▸ **Exercise**: Return all lines below containing the word "JSON".

---------- Entries shown

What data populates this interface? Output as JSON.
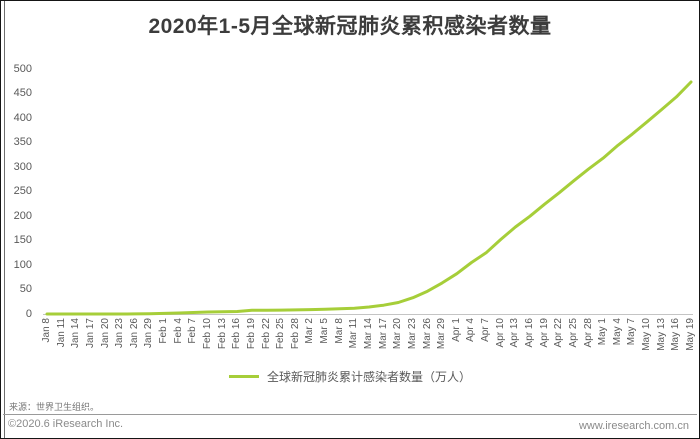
{
  "page": {
    "title": "2020年1-5月全球新冠肺炎累积感染者数量",
    "footer": {
      "source": "来源：世界卫生组织。",
      "copyright": "©2020.6 iResearch Inc.",
      "website": "www.iresearch.com.cn"
    }
  },
  "chart_data": {
    "type": "line",
    "title": "2020年1-5月全球新冠肺炎累积感染者数量",
    "legend": "全球新冠肺炎累计感染者数量（万人）",
    "legend_position": "bottom",
    "grid": false,
    "line_color": "#a6ce39",
    "axis_line_color": "#c4c4c4",
    "ylabel": "",
    "xlabel": "",
    "ylim": [
      0,
      500
    ],
    "y_ticks": [
      500,
      450,
      400,
      350,
      300,
      250,
      200,
      150,
      100,
      50,
      0
    ],
    "categories": [
      "Jan 8",
      "Jan 11",
      "Jan 14",
      "Jan 17",
      "Jan 20",
      "Jan 23",
      "Jan 26",
      "Jan 29",
      "Feb 1",
      "Feb 4",
      "Feb 7",
      "Feb 10",
      "Feb 13",
      "Feb 16",
      "Feb 19",
      "Feb 22",
      "Feb 25",
      "Feb 28",
      "Mar 2",
      "Mar 5",
      "Mar 8",
      "Mar 11",
      "Mar 14",
      "Mar 17",
      "Mar 20",
      "Mar 23",
      "Mar 26",
      "Mar 29",
      "Apr 1",
      "Apr 4",
      "Apr 7",
      "Apr 10",
      "Apr 13",
      "Apr 16",
      "Apr 19",
      "Apr 22",
      "Apr 25",
      "Apr 28",
      "May 1",
      "May 4",
      "May 7",
      "May 10",
      "May 13",
      "May 16",
      "May 19"
    ],
    "values": [
      0.0,
      0.0,
      0.0,
      0.1,
      0.1,
      0.1,
      0.2,
      0.6,
      1.2,
      2.1,
      3.1,
      4.1,
      4.7,
      5.2,
      7.6,
      7.8,
      8.0,
      8.4,
      8.9,
      9.7,
      10.6,
      11.9,
      14.3,
      18.0,
      23.4,
      33.2,
      46.6,
      63.4,
      82.3,
      105.2,
      125.0,
      152.1,
      177.6,
      199.5,
      224.1,
      247.5,
      272.0,
      295.7,
      318.1,
      344.0,
      367.6,
      392.2,
      417.4,
      443.0,
      473.5
    ]
  }
}
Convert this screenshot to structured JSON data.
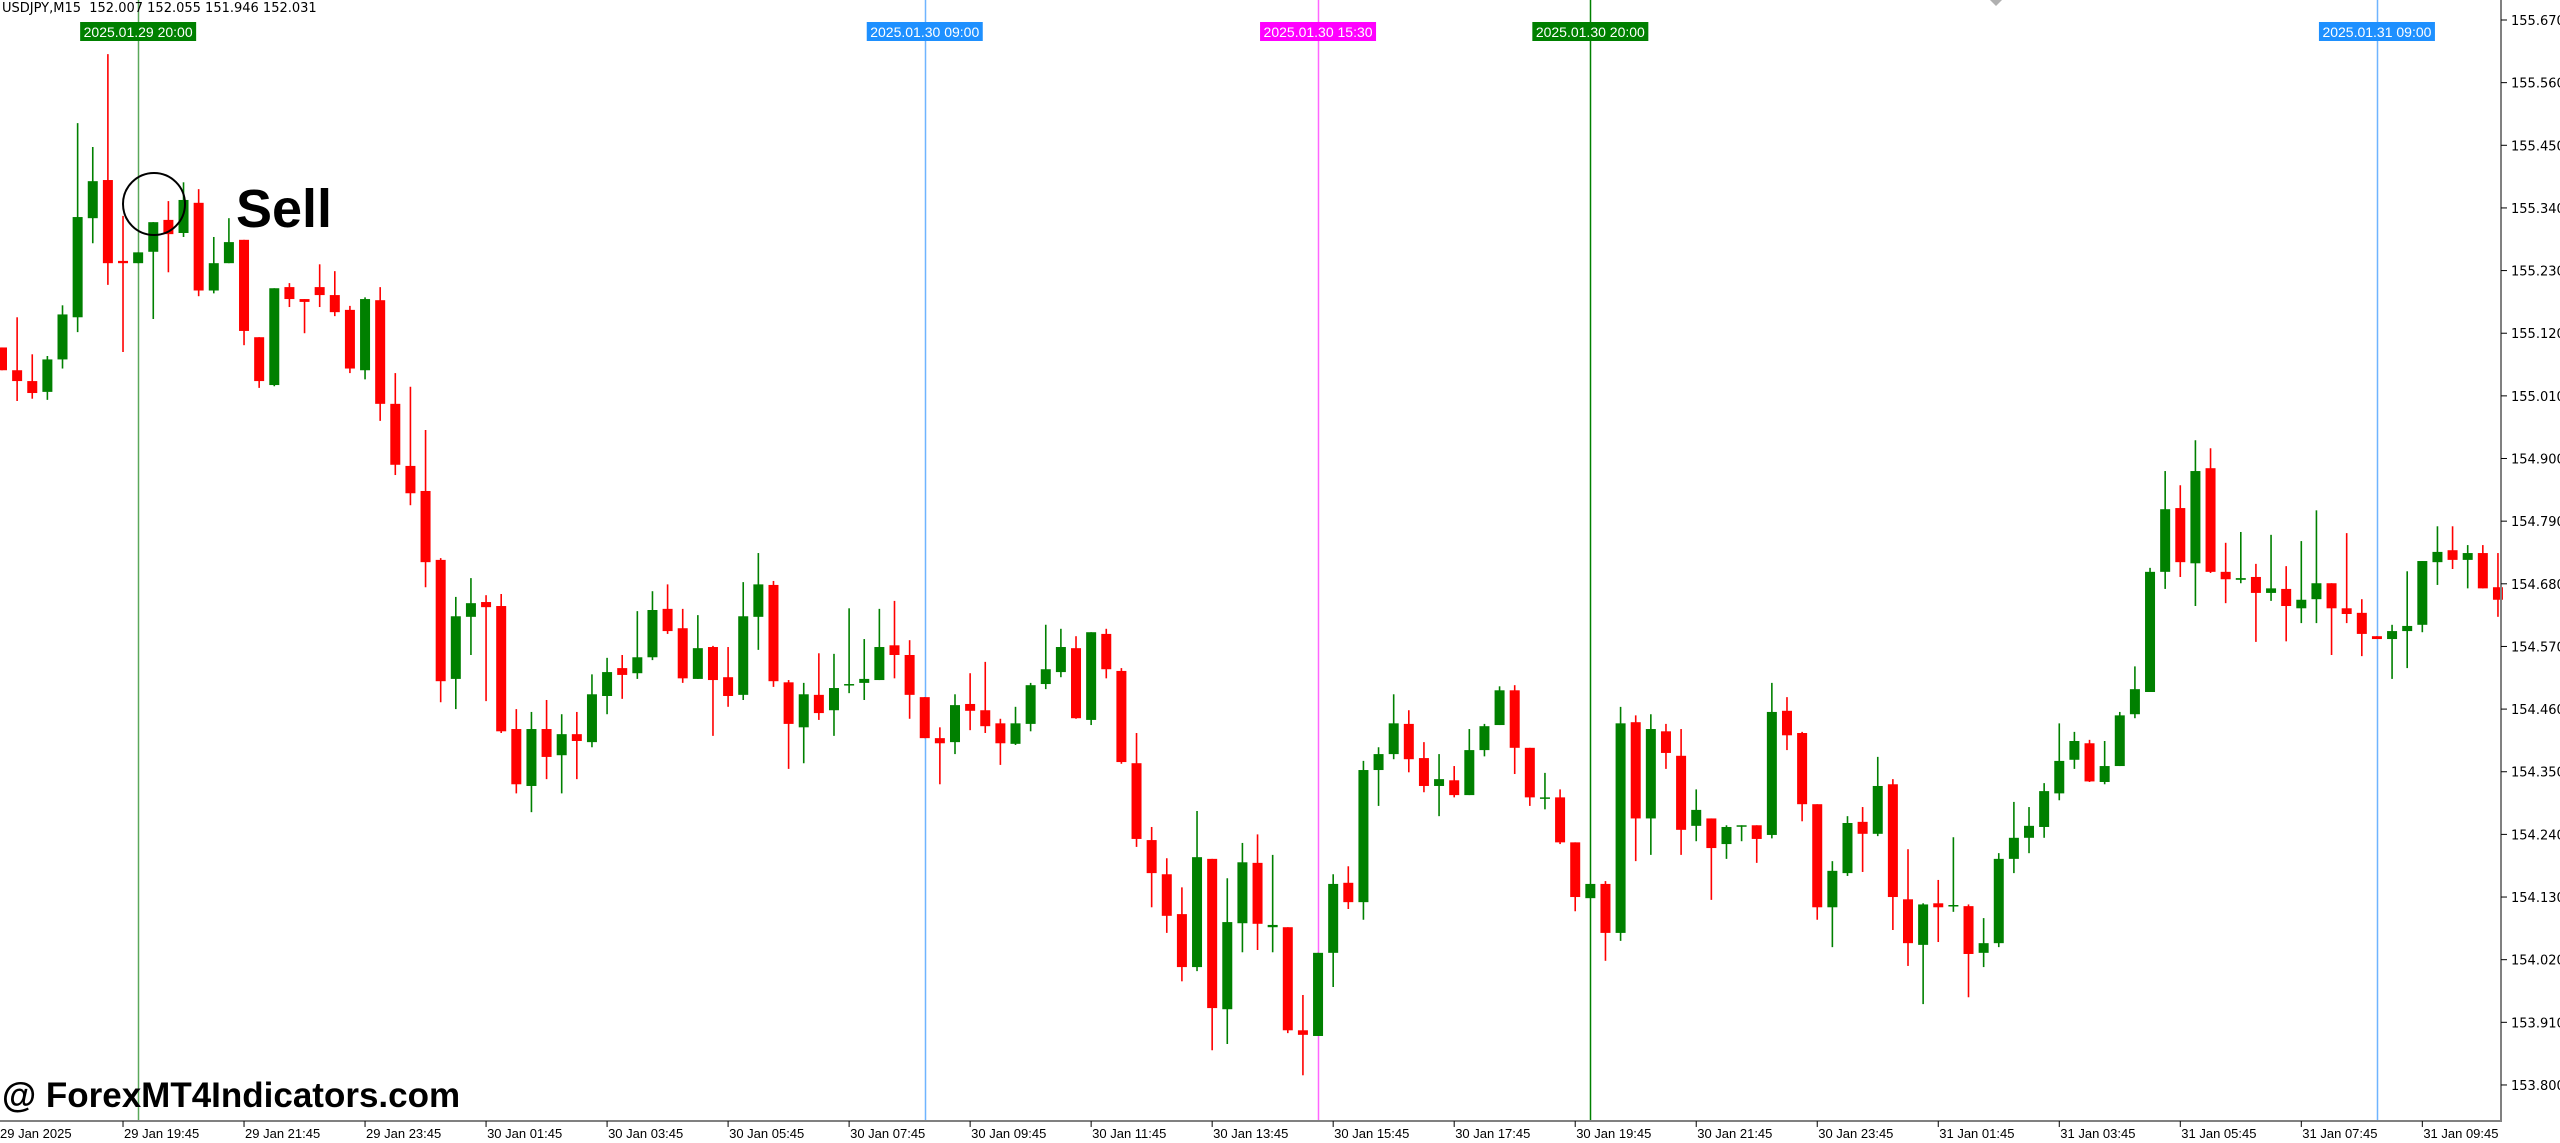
{
  "header": {
    "symbol_info": "USDJPY,M15  152.007 152.055 151.946 152.031"
  },
  "annotation": {
    "sell_label": "Sell"
  },
  "watermark": "@ ForexMT4Indicators.com",
  "colors": {
    "bull": "#008000",
    "bear": "#ff0000",
    "background": "#ffffff",
    "axis": "#808080"
  },
  "chart_data": {
    "type": "candlestick",
    "symbol": "USDJPY",
    "timeframe": "M15",
    "ylim": [
      153.77,
      155.705
    ],
    "y_ticks": [
      "155.670",
      "155.560",
      "155.450",
      "155.340",
      "155.230",
      "155.120",
      "155.010",
      "154.900",
      "154.790",
      "154.680",
      "154.570",
      "154.460",
      "154.350",
      "154.240",
      "154.130",
      "154.020",
      "153.910",
      "153.800"
    ],
    "x_ticks": [
      "29 Jan 2025",
      "29 Jan 19:45",
      "29 Jan 21:45",
      "29 Jan 23:45",
      "30 Jan 01:45",
      "30 Jan 03:45",
      "30 Jan 05:45",
      "30 Jan 07:45",
      "30 Jan 09:45",
      "30 Jan 11:45",
      "30 Jan 13:45",
      "30 Jan 15:45",
      "30 Jan 17:45",
      "30 Jan 19:45",
      "30 Jan 21:45",
      "30 Jan 23:45",
      "31 Jan 01:45",
      "31 Jan 03:45",
      "31 Jan 05:45",
      "31 Jan 07:45",
      "31 Jan 09:45"
    ],
    "grid": false,
    "vertical_markers": [
      {
        "label": "2025.01.29 20:00",
        "color": "#008000",
        "line_color": "#5aa85a"
      },
      {
        "label": "2025.01.30 09:00",
        "color": "#1e90ff",
        "line_color": "#6fb4ff"
      },
      {
        "label": "2025.01.30 15:30",
        "color": "#ff00ff",
        "line_color": "#ff66ff"
      },
      {
        "label": "2025.01.30 20:00",
        "color": "#008000",
        "line_color": "#008000"
      },
      {
        "label": "2025.01.31 09:00",
        "color": "#1e90ff",
        "line_color": "#6fb4ff"
      }
    ],
    "signal": {
      "label": "Sell",
      "at": "2025.01.29 20:00"
    },
    "ohlc_order": [
      "open",
      "high",
      "low",
      "close"
    ],
    "candles": [
      [
        155.095,
        155.095,
        155.055,
        155.055
      ],
      [
        155.055,
        155.148,
        155.001,
        155.036
      ],
      [
        155.036,
        155.083,
        155.005,
        155.015
      ],
      [
        155.017,
        155.08,
        155.003,
        155.074
      ],
      [
        155.074,
        155.169,
        155.058,
        155.153
      ],
      [
        155.148,
        155.489,
        155.122,
        155.324
      ],
      [
        155.322,
        155.447,
        155.278,
        155.387
      ],
      [
        155.389,
        155.61,
        155.205,
        155.243
      ],
      [
        155.247,
        155.326,
        155.087,
        155.243
      ],
      [
        155.243,
        155.262,
        155.243,
        155.262
      ],
      [
        155.263,
        155.315,
        155.145,
        155.315
      ],
      [
        155.319,
        155.352,
        155.227,
        155.294
      ],
      [
        155.296,
        155.385,
        155.289,
        155.354
      ],
      [
        155.349,
        155.373,
        155.185,
        155.195
      ],
      [
        155.195,
        155.289,
        155.19,
        155.243
      ],
      [
        155.243,
        155.322,
        155.243,
        155.28
      ],
      [
        155.284,
        155.284,
        155.099,
        155.124
      ],
      [
        155.113,
        155.113,
        155.024,
        155.036
      ],
      [
        155.029,
        155.199,
        155.027,
        155.199
      ],
      [
        155.201,
        155.208,
        155.166,
        155.18
      ],
      [
        155.18,
        155.18,
        155.12,
        155.175
      ],
      [
        155.201,
        155.241,
        155.166,
        155.187
      ],
      [
        155.187,
        155.229,
        155.15,
        155.157
      ],
      [
        155.161,
        155.168,
        155.05,
        155.058
      ],
      [
        155.055,
        155.183,
        155.039,
        155.18
      ],
      [
        155.178,
        155.201,
        154.966,
        154.996
      ],
      [
        154.996,
        155.05,
        154.871,
        154.889
      ],
      [
        154.887,
        155.026,
        154.818,
        154.839
      ],
      [
        154.843,
        154.95,
        154.674,
        154.718
      ],
      [
        154.722,
        154.725,
        154.472,
        154.509
      ],
      [
        154.513,
        154.657,
        154.46,
        154.623
      ],
      [
        154.622,
        154.69,
        154.555,
        154.646
      ],
      [
        154.648,
        154.66,
        154.474,
        154.639
      ],
      [
        154.641,
        154.662,
        154.418,
        154.421
      ],
      [
        154.425,
        154.46,
        154.312,
        154.328
      ],
      [
        154.325,
        154.455,
        154.279,
        154.425
      ],
      [
        154.425,
        154.476,
        154.337,
        154.376
      ],
      [
        154.379,
        154.451,
        154.312,
        154.416
      ],
      [
        154.416,
        154.455,
        154.337,
        154.404
      ],
      [
        154.402,
        154.521,
        154.393,
        154.486
      ],
      [
        154.483,
        154.55,
        154.451,
        154.525
      ],
      [
        154.532,
        154.555,
        154.478,
        154.52
      ],
      [
        154.523,
        154.632,
        154.513,
        154.551
      ],
      [
        154.551,
        154.667,
        154.546,
        154.634
      ],
      [
        154.636,
        154.679,
        154.592,
        154.597
      ],
      [
        154.602,
        154.636,
        154.506,
        154.514
      ],
      [
        154.513,
        154.625,
        154.513,
        154.567
      ],
      [
        154.569,
        154.571,
        154.413,
        154.511
      ],
      [
        154.516,
        154.569,
        154.464,
        154.483
      ],
      [
        154.485,
        154.683,
        154.476,
        154.623
      ],
      [
        154.622,
        154.734,
        154.564,
        154.679
      ],
      [
        154.678,
        154.685,
        154.499,
        154.509
      ],
      [
        154.507,
        154.511,
        154.355,
        154.434
      ],
      [
        154.428,
        154.506,
        154.365,
        154.486
      ],
      [
        154.485,
        154.558,
        154.441,
        154.453
      ],
      [
        154.458,
        154.557,
        154.413,
        154.497
      ],
      [
        154.502,
        154.637,
        154.488,
        154.504
      ],
      [
        154.506,
        154.583,
        154.476,
        154.513
      ],
      [
        154.511,
        154.636,
        154.511,
        154.569
      ],
      [
        154.572,
        154.65,
        154.514,
        154.555
      ],
      [
        154.555,
        154.581,
        154.443,
        154.485
      ],
      [
        154.481,
        154.481,
        154.409,
        154.409
      ],
      [
        154.409,
        154.428,
        154.328,
        154.4
      ],
      [
        154.402,
        154.486,
        154.381,
        154.467
      ],
      [
        154.469,
        154.523,
        154.423,
        154.457
      ],
      [
        154.458,
        154.543,
        154.418,
        154.43
      ],
      [
        154.435,
        154.443,
        154.362,
        154.4
      ],
      [
        154.399,
        154.464,
        154.397,
        154.435
      ],
      [
        154.434,
        154.506,
        154.421,
        154.502
      ],
      [
        154.504,
        154.608,
        154.495,
        154.53
      ],
      [
        154.525,
        154.601,
        154.516,
        154.569
      ],
      [
        154.567,
        154.588,
        154.443,
        154.444
      ],
      [
        154.441,
        154.595,
        154.432,
        154.595
      ],
      [
        154.592,
        154.601,
        154.514,
        154.53
      ],
      [
        154.527,
        154.532,
        154.364,
        154.367
      ],
      [
        154.365,
        154.418,
        154.218,
        154.232
      ],
      [
        154.23,
        154.253,
        154.112,
        154.172
      ],
      [
        154.17,
        154.198,
        154.067,
        154.097
      ],
      [
        154.1,
        154.147,
        153.982,
        154.007
      ],
      [
        154.007,
        154.281,
        154.0,
        154.2
      ],
      [
        154.197,
        154.197,
        153.861,
        153.935
      ],
      [
        153.933,
        154.163,
        153.872,
        154.086
      ],
      [
        154.084,
        154.225,
        154.033,
        154.191
      ],
      [
        154.19,
        154.24,
        154.037,
        154.083
      ],
      [
        154.077,
        154.204,
        154.033,
        154.081
      ],
      [
        154.077,
        154.077,
        153.891,
        153.896
      ],
      [
        153.896,
        153.958,
        153.817,
        153.888
      ],
      [
        153.886,
        154.032,
        153.886,
        154.032
      ],
      [
        154.032,
        154.17,
        153.972,
        154.153
      ],
      [
        154.155,
        154.184,
        154.109,
        154.121
      ],
      [
        154.121,
        154.369,
        154.09,
        154.353
      ],
      [
        154.353,
        154.393,
        154.29,
        154.381
      ],
      [
        154.381,
        154.486,
        154.372,
        154.435
      ],
      [
        154.434,
        154.458,
        154.349,
        154.372
      ],
      [
        154.374,
        154.402,
        154.314,
        154.325
      ],
      [
        154.325,
        154.381,
        154.272,
        154.337
      ],
      [
        154.335,
        154.36,
        154.305,
        154.309
      ],
      [
        154.309,
        154.425,
        154.309,
        154.388
      ],
      [
        154.388,
        154.434,
        154.377,
        154.43
      ],
      [
        154.432,
        154.5,
        154.432,
        154.493
      ],
      [
        154.493,
        154.502,
        154.346,
        154.392
      ],
      [
        154.392,
        154.392,
        154.29,
        154.305
      ],
      [
        154.304,
        154.348,
        154.284,
        154.305
      ],
      [
        154.305,
        154.319,
        154.223,
        154.226
      ],
      [
        154.226,
        154.226,
        154.105,
        154.13
      ],
      [
        154.128,
        154.153,
        154.128,
        154.153
      ],
      [
        154.153,
        154.158,
        154.018,
        154.067
      ],
      [
        154.067,
        154.464,
        154.053,
        154.435
      ],
      [
        154.437,
        154.449,
        154.193,
        154.268
      ],
      [
        154.268,
        154.451,
        154.204,
        154.425
      ],
      [
        154.421,
        154.434,
        154.355,
        154.383
      ],
      [
        154.378,
        154.425,
        154.204,
        154.248
      ],
      [
        154.255,
        154.319,
        154.228,
        154.283
      ],
      [
        154.268,
        154.268,
        154.125,
        154.216
      ],
      [
        154.223,
        154.256,
        154.197,
        154.253
      ],
      [
        154.254,
        154.256,
        154.228,
        154.256
      ],
      [
        154.256,
        154.256,
        154.19,
        154.232
      ],
      [
        154.239,
        154.506,
        154.233,
        154.455
      ],
      [
        154.457,
        154.481,
        154.388,
        154.414
      ],
      [
        154.418,
        154.42,
        154.263,
        154.293
      ],
      [
        154.293,
        154.293,
        154.09,
        154.112
      ],
      [
        154.112,
        154.193,
        154.042,
        154.176
      ],
      [
        154.172,
        154.272,
        154.167,
        154.26
      ],
      [
        154.262,
        154.288,
        154.174,
        154.241
      ],
      [
        154.241,
        154.376,
        154.237,
        154.325
      ],
      [
        154.328,
        154.337,
        154.072,
        154.13
      ],
      [
        154.126,
        154.214,
        154.009,
        154.049
      ],
      [
        154.046,
        154.119,
        153.942,
        154.117
      ],
      [
        154.119,
        154.16,
        154.051,
        154.112
      ],
      [
        154.114,
        154.235,
        154.104,
        154.116
      ],
      [
        154.114,
        154.117,
        153.954,
        154.03
      ],
      [
        154.032,
        154.093,
        154.007,
        154.049
      ],
      [
        154.049,
        154.207,
        154.042,
        154.197
      ],
      [
        154.197,
        154.297,
        154.172,
        154.234
      ],
      [
        154.234,
        154.288,
        154.207,
        154.255
      ],
      [
        154.253,
        154.33,
        154.234,
        154.316
      ],
      [
        154.312,
        154.435,
        154.3,
        154.369
      ],
      [
        154.371,
        154.42,
        154.355,
        154.404
      ],
      [
        154.4,
        154.406,
        154.332,
        154.333
      ],
      [
        154.332,
        154.404,
        154.328,
        154.36
      ],
      [
        154.36,
        154.455,
        154.36,
        154.449
      ],
      [
        154.451,
        154.535,
        154.444,
        154.495
      ],
      [
        154.49,
        154.708,
        154.49,
        154.701
      ],
      [
        154.701,
        154.878,
        154.671,
        154.811
      ],
      [
        154.813,
        154.853,
        154.692,
        154.718
      ],
      [
        154.716,
        154.932,
        154.641,
        154.878
      ],
      [
        154.883,
        154.918,
        154.699,
        154.701
      ],
      [
        154.701,
        154.752,
        154.646,
        154.688
      ],
      [
        154.687,
        154.771,
        154.681,
        154.69
      ],
      [
        154.692,
        154.715,
        154.578,
        154.664
      ],
      [
        154.664,
        154.766,
        154.65,
        154.672
      ],
      [
        154.671,
        154.711,
        154.579,
        154.641
      ],
      [
        154.637,
        154.755,
        154.611,
        154.652
      ],
      [
        154.653,
        154.809,
        154.611,
        154.681
      ],
      [
        154.681,
        154.681,
        154.555,
        154.637
      ],
      [
        154.637,
        154.769,
        154.611,
        154.627
      ],
      [
        154.629,
        154.653,
        154.553,
        154.592
      ],
      [
        154.588,
        154.588,
        154.583,
        154.583
      ],
      [
        154.583,
        154.608,
        154.513,
        154.597
      ],
      [
        154.597,
        154.702,
        154.532,
        154.606
      ],
      [
        154.608,
        154.72,
        154.595,
        154.72
      ],
      [
        154.718,
        154.781,
        154.678,
        154.736
      ],
      [
        154.739,
        154.781,
        154.706,
        154.722
      ],
      [
        154.722,
        154.748,
        154.672,
        154.734
      ],
      [
        154.734,
        154.748,
        154.672,
        154.672
      ],
      [
        154.674,
        154.734,
        154.622,
        154.652
      ]
    ]
  }
}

--------------------

▸ **Result**:
What data populates this interface? Output as JSON.
Convert this screenshot to structured JSON data.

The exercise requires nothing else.